## YOUR TASK
Among the lines of these entries, how many hold the word "color"? State only the number.

Dataset excerpt:
* * *

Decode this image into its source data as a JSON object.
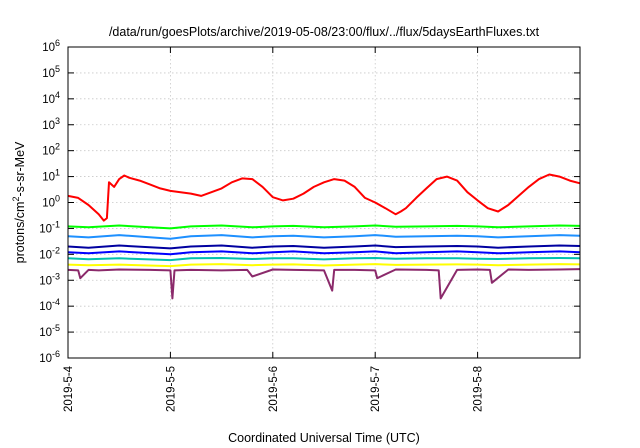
{
  "chart_data": {
    "type": "line",
    "title": "/data/run/goesPlots/archive/2019-05-08/23:00/flux/../flux/5daysEarthFluxes.txt",
    "xlabel": "Coordinated Universal Time (UTC)",
    "ylabel_base": "protons/cm",
    "ylabel_sup": "2",
    "ylabel_rest": "-s-sr-MeV",
    "yscale": "log",
    "ylim": [
      1e-06,
      1000000.0
    ],
    "xlim": [
      0,
      5
    ],
    "grid": true,
    "y_ticks": [
      {
        "base": "10",
        "exp": "-6",
        "value": -6
      },
      {
        "base": "10",
        "exp": "-5",
        "value": -5
      },
      {
        "base": "10",
        "exp": "-4",
        "value": -4
      },
      {
        "base": "10",
        "exp": "-3",
        "value": -3
      },
      {
        "base": "10",
        "exp": "-2",
        "value": -2
      },
      {
        "base": "10",
        "exp": "-1",
        "value": -1
      },
      {
        "base": "10",
        "exp": "0",
        "value": 0
      },
      {
        "base": "10",
        "exp": "1",
        "value": 1
      },
      {
        "base": "10",
        "exp": "2",
        "value": 2
      },
      {
        "base": "10",
        "exp": "3",
        "value": 3
      },
      {
        "base": "10",
        "exp": "4",
        "value": 4
      },
      {
        "base": "10",
        "exp": "5",
        "value": 5
      },
      {
        "base": "10",
        "exp": "6",
        "value": 6
      }
    ],
    "x_ticks": [
      {
        "label": "2019-5-4",
        "value": 0
      },
      {
        "label": "2019-5-5",
        "value": 1
      },
      {
        "label": "2019-5-6",
        "value": 2
      },
      {
        "label": "2019-5-7",
        "value": 3
      },
      {
        "label": "2019-5-8",
        "value": 4
      }
    ],
    "series": [
      {
        "color": "#8b2a6b",
        "x": [
          0,
          0.1,
          0.12,
          0.2,
          0.3,
          0.5,
          0.8,
          1.0,
          1.02,
          1.04,
          1.2,
          1.5,
          1.75,
          1.8,
          2.0,
          2.2,
          2.5,
          2.58,
          2.6,
          2.8,
          3.0,
          3.02,
          3.2,
          3.5,
          3.62,
          3.64,
          3.8,
          4.0,
          4.12,
          4.14,
          4.3,
          4.5,
          4.8,
          5.0
        ],
        "y": [
          0.0025,
          0.0024,
          0.0012,
          0.0025,
          0.0024,
          0.0026,
          0.0025,
          0.0024,
          0.0002,
          0.0024,
          0.0025,
          0.0024,
          0.0025,
          0.0014,
          0.0026,
          0.0025,
          0.0024,
          0.0004,
          0.0025,
          0.0025,
          0.0024,
          0.0012,
          0.0026,
          0.0025,
          0.0024,
          0.0002,
          0.0025,
          0.0026,
          0.0025,
          0.0008,
          0.0026,
          0.0025,
          0.0026,
          0.0027
        ]
      },
      {
        "color": "#ffff00",
        "x": [
          0,
          0.2,
          0.5,
          1.0,
          1.2,
          1.5,
          1.8,
          2.0,
          2.2,
          2.5,
          2.8,
          3.0,
          3.2,
          3.5,
          3.8,
          4.0,
          4.2,
          4.5,
          4.8,
          5.0
        ],
        "y": [
          0.004,
          0.0038,
          0.004,
          0.0035,
          0.004,
          0.0042,
          0.0038,
          0.004,
          0.0041,
          0.0037,
          0.004,
          0.0042,
          0.0039,
          0.004,
          0.0041,
          0.004,
          0.0038,
          0.004,
          0.0042,
          0.0041
        ]
      },
      {
        "color": "#00c0b0",
        "x": [
          0,
          0.2,
          0.5,
          1.0,
          1.2,
          1.5,
          1.8,
          2.0,
          2.2,
          2.5,
          2.8,
          3.0,
          3.2,
          3.5,
          3.8,
          4.0,
          4.2,
          4.5,
          4.8,
          5.0
        ],
        "y": [
          0.007,
          0.0065,
          0.007,
          0.006,
          0.007,
          0.0072,
          0.0066,
          0.007,
          0.0071,
          0.0064,
          0.007,
          0.0072,
          0.0068,
          0.007,
          0.0071,
          0.0068,
          0.0066,
          0.007,
          0.0072,
          0.0071
        ]
      },
      {
        "color": "#0000ff",
        "x": [
          0,
          0.2,
          0.5,
          1.0,
          1.2,
          1.5,
          1.8,
          2.0,
          2.2,
          2.5,
          2.8,
          3.0,
          3.2,
          3.5,
          3.8,
          4.0,
          4.2,
          4.5,
          4.8,
          5.0
        ],
        "y": [
          0.012,
          0.011,
          0.013,
          0.01,
          0.012,
          0.013,
          0.011,
          0.012,
          0.013,
          0.011,
          0.012,
          0.013,
          0.011,
          0.012,
          0.013,
          0.012,
          0.011,
          0.012,
          0.013,
          0.012
        ]
      },
      {
        "color": "#0000a0",
        "x": [
          0,
          0.2,
          0.5,
          1.0,
          1.2,
          1.5,
          1.8,
          2.0,
          2.2,
          2.5,
          2.8,
          3.0,
          3.2,
          3.5,
          3.8,
          4.0,
          4.2,
          4.5,
          4.8,
          5.0
        ],
        "y": [
          0.02,
          0.018,
          0.022,
          0.017,
          0.02,
          0.022,
          0.018,
          0.02,
          0.021,
          0.018,
          0.02,
          0.022,
          0.019,
          0.02,
          0.021,
          0.02,
          0.018,
          0.02,
          0.022,
          0.021
        ]
      },
      {
        "color": "#1e90ff",
        "x": [
          0,
          0.2,
          0.5,
          1.0,
          1.2,
          1.5,
          1.8,
          2.0,
          2.2,
          2.5,
          2.8,
          3.0,
          3.2,
          3.5,
          3.8,
          4.0,
          4.2,
          4.5,
          4.8,
          5.0
        ],
        "y": [
          0.05,
          0.045,
          0.055,
          0.04,
          0.05,
          0.055,
          0.045,
          0.05,
          0.052,
          0.045,
          0.05,
          0.055,
          0.048,
          0.05,
          0.052,
          0.05,
          0.045,
          0.05,
          0.055,
          0.052
        ]
      },
      {
        "color": "#00ff00",
        "x": [
          0,
          0.2,
          0.5,
          1.0,
          1.2,
          1.5,
          1.8,
          2.0,
          2.2,
          2.5,
          2.8,
          3.0,
          3.2,
          3.5,
          3.8,
          4.0,
          4.2,
          4.5,
          4.8,
          5.0
        ],
        "y": [
          0.12,
          0.11,
          0.13,
          0.1,
          0.12,
          0.13,
          0.11,
          0.12,
          0.125,
          0.11,
          0.12,
          0.13,
          0.115,
          0.12,
          0.125,
          0.12,
          0.11,
          0.12,
          0.13,
          0.125
        ]
      },
      {
        "color": "#ff0000",
        "x": [
          0,
          0.1,
          0.2,
          0.3,
          0.35,
          0.38,
          0.4,
          0.45,
          0.5,
          0.55,
          0.6,
          0.7,
          0.8,
          0.9,
          1.0,
          1.1,
          1.2,
          1.3,
          1.4,
          1.5,
          1.6,
          1.7,
          1.8,
          1.9,
          2.0,
          2.1,
          2.2,
          2.3,
          2.4,
          2.5,
          2.6,
          2.7,
          2.8,
          2.9,
          3.0,
          3.1,
          3.2,
          3.25,
          3.3,
          3.4,
          3.5,
          3.6,
          3.7,
          3.8,
          3.9,
          4.0,
          4.1,
          4.2,
          4.3,
          4.4,
          4.5,
          4.6,
          4.7,
          4.8,
          4.9,
          5.0
        ],
        "y": [
          1.8,
          1.5,
          0.8,
          0.35,
          0.2,
          0.25,
          6,
          4,
          8,
          11,
          9,
          7,
          5,
          3.5,
          2.8,
          2.5,
          2.2,
          1.8,
          2.5,
          3.5,
          6,
          8.5,
          8,
          4,
          1.6,
          1.2,
          1.4,
          2.2,
          4,
          6,
          8,
          7,
          4,
          1.5,
          1.0,
          0.6,
          0.35,
          0.45,
          0.6,
          1.5,
          3.5,
          8,
          10,
          7,
          2.5,
          1.2,
          0.6,
          0.45,
          0.8,
          1.8,
          4,
          8,
          12,
          10,
          7,
          5.5
        ]
      }
    ]
  }
}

* * *

## ANSWER TO THE TASK
8